___ Excerpted records
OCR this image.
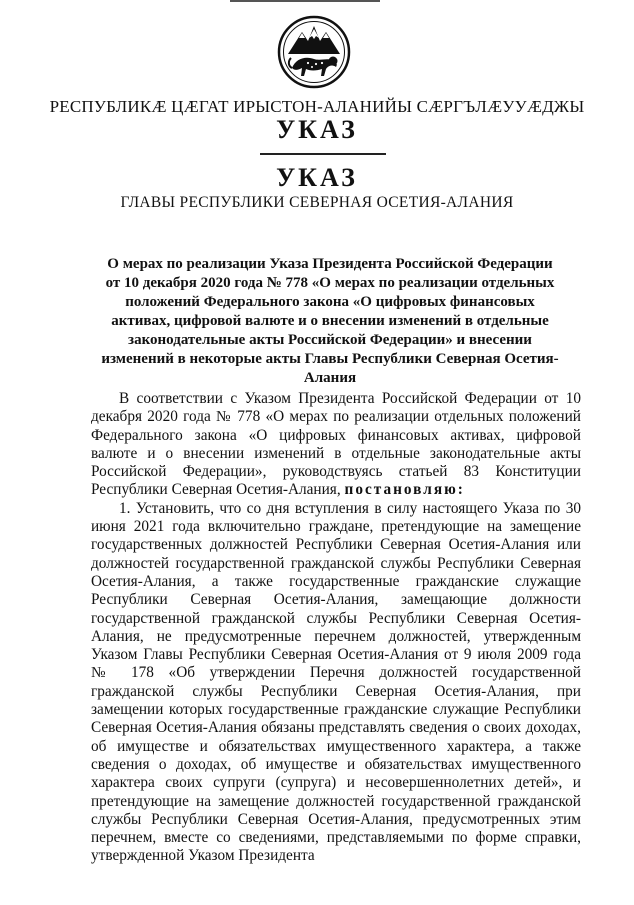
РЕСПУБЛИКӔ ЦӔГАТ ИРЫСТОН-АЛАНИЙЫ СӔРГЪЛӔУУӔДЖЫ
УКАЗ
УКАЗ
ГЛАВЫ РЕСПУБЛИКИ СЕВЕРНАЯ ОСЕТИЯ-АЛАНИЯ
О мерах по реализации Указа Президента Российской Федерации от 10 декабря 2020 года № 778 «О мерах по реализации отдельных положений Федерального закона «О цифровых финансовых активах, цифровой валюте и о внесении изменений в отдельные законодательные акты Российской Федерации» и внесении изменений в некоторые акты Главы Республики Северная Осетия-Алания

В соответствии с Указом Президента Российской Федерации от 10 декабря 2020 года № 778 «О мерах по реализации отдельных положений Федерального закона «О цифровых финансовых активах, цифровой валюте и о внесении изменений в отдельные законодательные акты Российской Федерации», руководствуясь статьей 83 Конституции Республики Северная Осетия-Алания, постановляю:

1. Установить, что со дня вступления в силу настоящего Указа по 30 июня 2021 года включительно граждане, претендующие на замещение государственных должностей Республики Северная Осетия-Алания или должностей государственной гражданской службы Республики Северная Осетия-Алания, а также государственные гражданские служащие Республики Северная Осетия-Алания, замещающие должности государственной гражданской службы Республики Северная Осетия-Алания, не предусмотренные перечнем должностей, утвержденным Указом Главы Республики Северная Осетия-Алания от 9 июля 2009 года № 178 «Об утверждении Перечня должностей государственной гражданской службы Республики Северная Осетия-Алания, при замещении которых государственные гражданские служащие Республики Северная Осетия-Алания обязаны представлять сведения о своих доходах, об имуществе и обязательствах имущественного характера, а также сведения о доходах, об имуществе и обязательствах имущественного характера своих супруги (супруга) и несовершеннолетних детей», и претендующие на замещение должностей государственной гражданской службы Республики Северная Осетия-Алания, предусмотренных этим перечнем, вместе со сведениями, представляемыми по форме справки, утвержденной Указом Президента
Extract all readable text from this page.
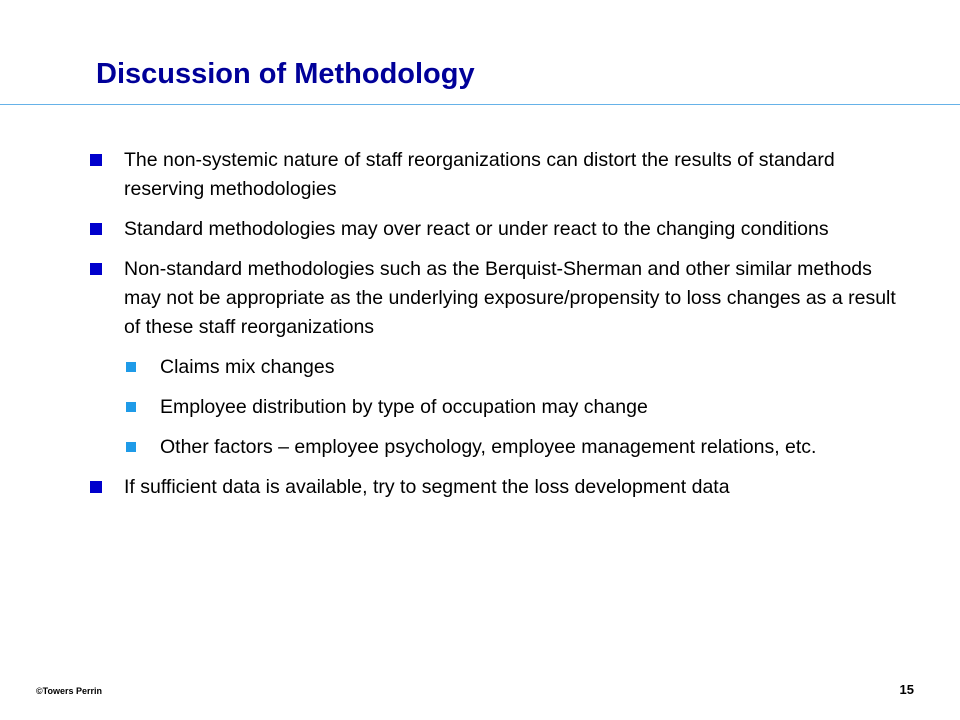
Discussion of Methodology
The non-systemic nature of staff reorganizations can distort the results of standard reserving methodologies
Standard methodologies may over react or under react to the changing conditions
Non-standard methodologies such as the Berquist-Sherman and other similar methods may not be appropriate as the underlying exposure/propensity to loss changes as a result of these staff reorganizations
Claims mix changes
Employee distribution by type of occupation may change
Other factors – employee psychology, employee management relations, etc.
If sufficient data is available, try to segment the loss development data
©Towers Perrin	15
______
## Goal
The listing above needs to be output again exactly. Don't include the pictures.

## Full answer
OCR this image.
РЕСПУБЛИКӔ ЦӔГАТ ИРЫСТОН-АЛАНИЙЫ СӔРГЪЛӔУУӔДЖЫ
УКАЗ
УКАЗ
ГЛАВЫ РЕСПУБЛИКИ СЕВЕРНАЯ ОСЕТИЯ-АЛАНИЯ
О мерах по реализации Указа Президента Российской Федерации от 10 декабря 2020 года № 778 «О мерах по реализации отдельных положений Федерального закона «О цифровых финансовых активах, цифровой валюте и о внесении изменений в отдельные законодательные акты Российской Федерации» и внесении изменений в некоторые акты Главы Республики Северная Осетия-Алания

В соответствии с Указом Президента Российской Федерации от 10 декабря 2020 года № 778 «О мерах по реализации отдельных положений Федерального закона «О цифровых финансовых активах, цифровой валюте и о внесении изменений в отдельные законодательные акты Российской Федерации», руководствуясь статьей 83 Конституции Республики Северная Осетия-Алания, постановляю:

1. Установить, что со дня вступления в силу настоящего Указа по 30 июня 2021 года включительно граждане, претендующие на замещение государственных должностей Республики Северная Осетия-Алания или должностей государственной гражданской службы Республики Северная Осетия-Алания, а также государственные гражданские служащие Республики Северная Осетия-Алания, замещающие должности государственной гражданской службы Республики Северная Осетия-Алания, не предусмотренные перечнем должностей, утвержденным Указом Главы Республики Северная Осетия-Алания от 9 июля 2009 года № 178 «Об утверждении Перечня должностей государственной гражданской службы Республики Северная Осетия-Алания, при замещении которых государственные гражданские служащие Республики Северная Осетия-Алания обязаны представлять сведения о своих доходах, об имуществе и обязательствах имущественного характера, а также сведения о доходах, об имуществе и обязательствах имущественного характера своих супруги (супруга) и несовершеннолетних детей», и претендующие на замещение должностей государственной гражданской службы Республики Северная Осетия-Алания, предусмотренных этим перечнем, вместе со сведениями, представляемыми по форме справки, утвержденной Указом Президента
Extract all readable text from this page.
Discussion of Methodology
The non-systemic nature of staff reorganizations can distort the results of standard reserving methodologies
Standard methodologies may over react or under react to the changing conditions
Non-standard methodologies such as the Berquist-Sherman and other similar methods may not be appropriate as the underlying exposure/propensity to loss changes as a result of these staff reorganizations
Claims mix changes
Employee distribution by type of occupation may change
Other factors – employee psychology, employee management relations, etc.
If sufficient data is available, try to segment the loss development data
©Towers Perrin	15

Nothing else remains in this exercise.